Material provided:
************

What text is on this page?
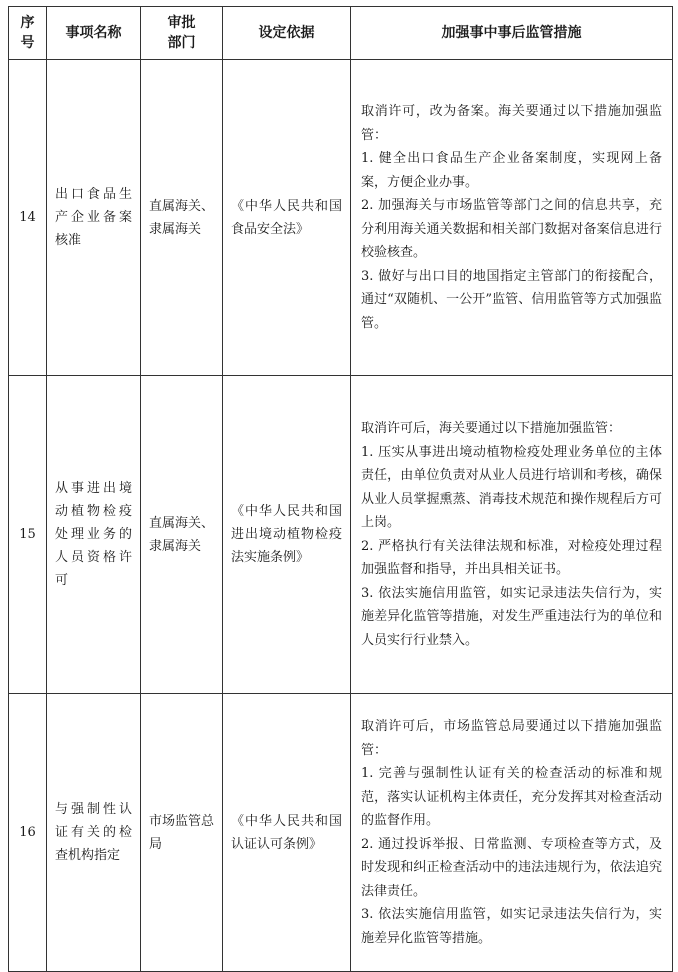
序号	事项名称	审批部门	设定依据	加强事中事后监管措施
14	出口食品生产企业备案核准	直属海关、隶属海关	《中华人民共和国食品安全法》	取消许可，改为备案。海关要通过以下措施加强监管：
1. 健全出口食品生产企业备案制度，实现网上备案，方便企业办事。
2. 加强海关与市场监管等部门之间的信息共享，充分利用海关通关数据和相关部门数据对备案信息进行校验核查。
3. 做好与出口目的地国指定主管部门的衔接配合，通过“双随机、一公开”监管、信用监管等方式加强监管。

15	从事进出境动植物检疫处理业务的人员资格许可	直属海关、隶属海关	《中华人民共和国进出境动植物检疫法实施条例》	取消许可后，海关要通过以下措施加强监管：
1. 压实从事进出境动植物检疫处理业务单位的主体责任，由单位负责对从业人员进行培训和考核，确保从业人员掌握熏蒸、消毒技术规范和操作规程后方可上岗。
2. 严格执行有关法律法规和标准，对检疫处理过程加强监督和指导，并出具相关证书。
3. 依法实施信用监管，如实记录违法失信行为，实施差异化监管等措施，对发生严重违法行为的单位和人员实行行业禁入。

16	与强制性认证有关的检查机构指定	市场监管总局	《中华人民共和国认证认可条例》	取消许可后，市场监管总局要通过以下措施加强监管：
1. 完善与强制性认证有关的检查活动的标准和规范，落实认证机构主体责任，充分发挥其对检查活动的监督作用。
2. 通过投诉举报、日常监测、专项检查等方式，及时发现和纠正检查活动中的违法违规行为，依法追究法律责任。
3. 依法实施信用监管，如实记录违法失信行为，实施差异化监管等措施。
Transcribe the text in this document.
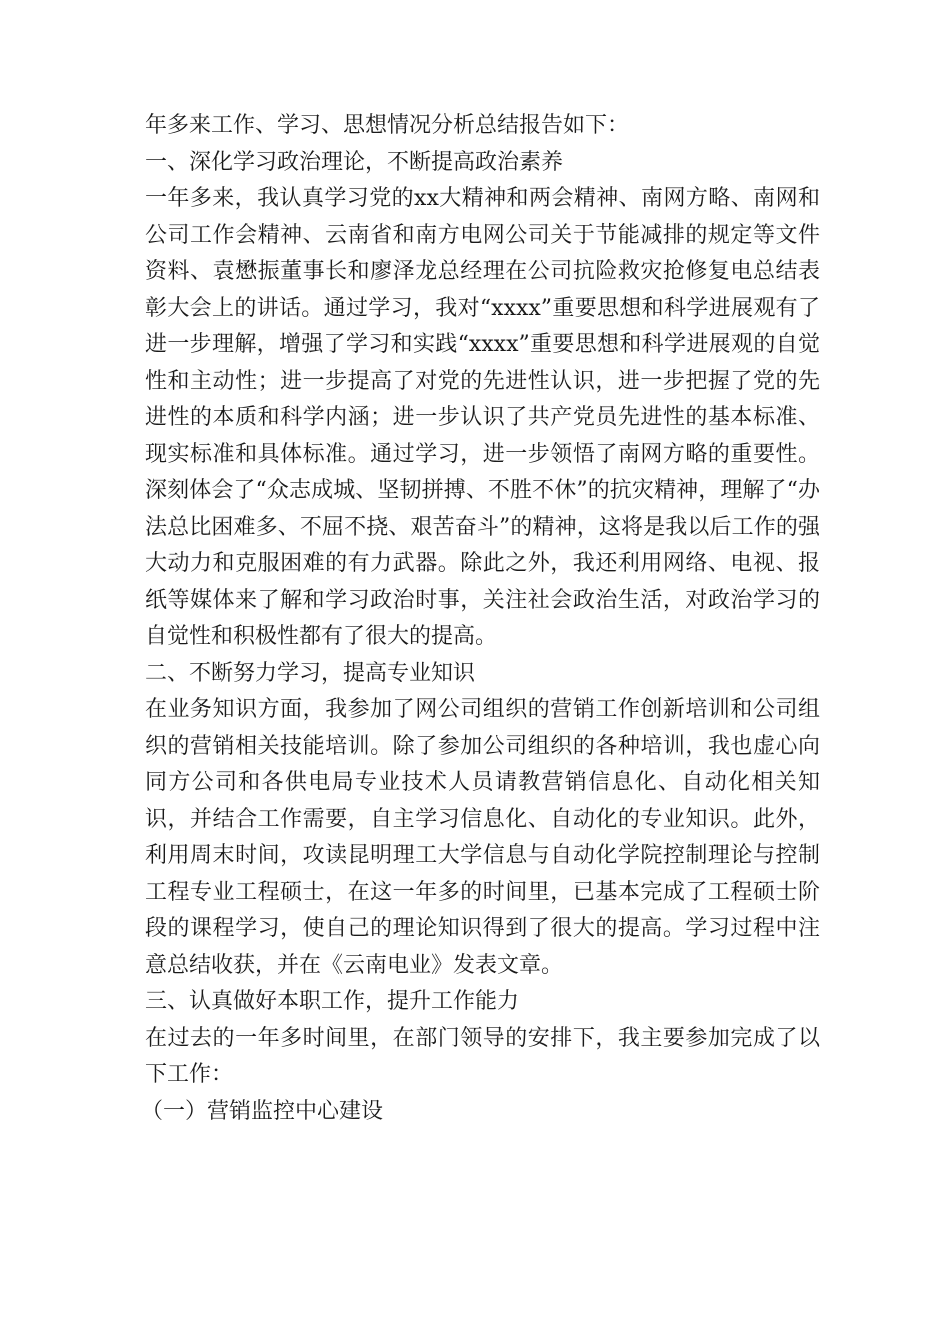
年多来工作、学习、思想情况分析总结报告如下：

一、深化学习政治理论，不断提高政治素养

一年多来，我认真学习党的xx大精神和两会精神、南网方略、南网和公司工作会精神、云南省和南方电网公司关于节能减排的规定等文件资料、袁懋振董事长和廖泽龙总经理在公司抗险救灾抢修复电总结表彰大会上的讲话。通过学习，我对“xxxx”重要思想和科学进展观有了进一步理解，增强了学习和实践“xxxx”重要思想和科学进展观的自觉性和主动性；进一步提高了对党的先进性认识，进一步把握了党的先进性的本质和科学内涵；进一步认识了共产党员先进性的基本标准、现实标准和具体标准。通过学习，进一步领悟了南网方略的重要性。深刻体会了“众志成城、坚韧拼搏、不胜不休”的抗灾精神，理解了“办法总比困难多、不屈不挠、艰苦奋斗”的精神，这将是我以后工作的强大动力和克服困难的有力武器。除此之外，我还利用网络、电视、报纸等媒体来了解和学习政治时事，关注社会政治生活，对政治学习的自觉性和积极性都有了很大的提高。

二、不断努力学习，提高专业知识

在业务知识方面，我参加了网公司组织的营销工作创新培训和公司组织的营销相关技能培训。除了参加公司组织的各种培训，我也虚心向同方公司和各供电局专业技术人员请教营销信息化、自动化相关知识，并结合工作需要，自主学习信息化、自动化的专业知识。此外，利用周末时间，攻读昆明理工大学信息与自动化学院控制理论与控制工程专业工程硕士，在这一年多的时间里，已基本完成了工程硕士阶段的课程学习，使自己的理论知识得到了很大的提高。学习过程中注意总结收获，并在《云南电业》发表文章。

三、认真做好本职工作，提升工作能力

在过去的一年多时间里，在部门领导的安排下，我主要参加完成了以下工作：

（一）营销监控中心建设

************

Given instruction: Identify every line where the string "取消许可后" appears.

Finished answer:
15	从事进出境动植物检疫处理业务的人员资格许可	直属海关、隶属海关	《中华人民共和国进出境动植物检疫法实施条例》	取消许可后，海关要通过以下措施加强监管：
16	与强制性认证有关的检查机构指定	市场监管总局	《中华人民共和国认证认可条例》	取消许可后，市场监管总局要通过以下措施加强监管：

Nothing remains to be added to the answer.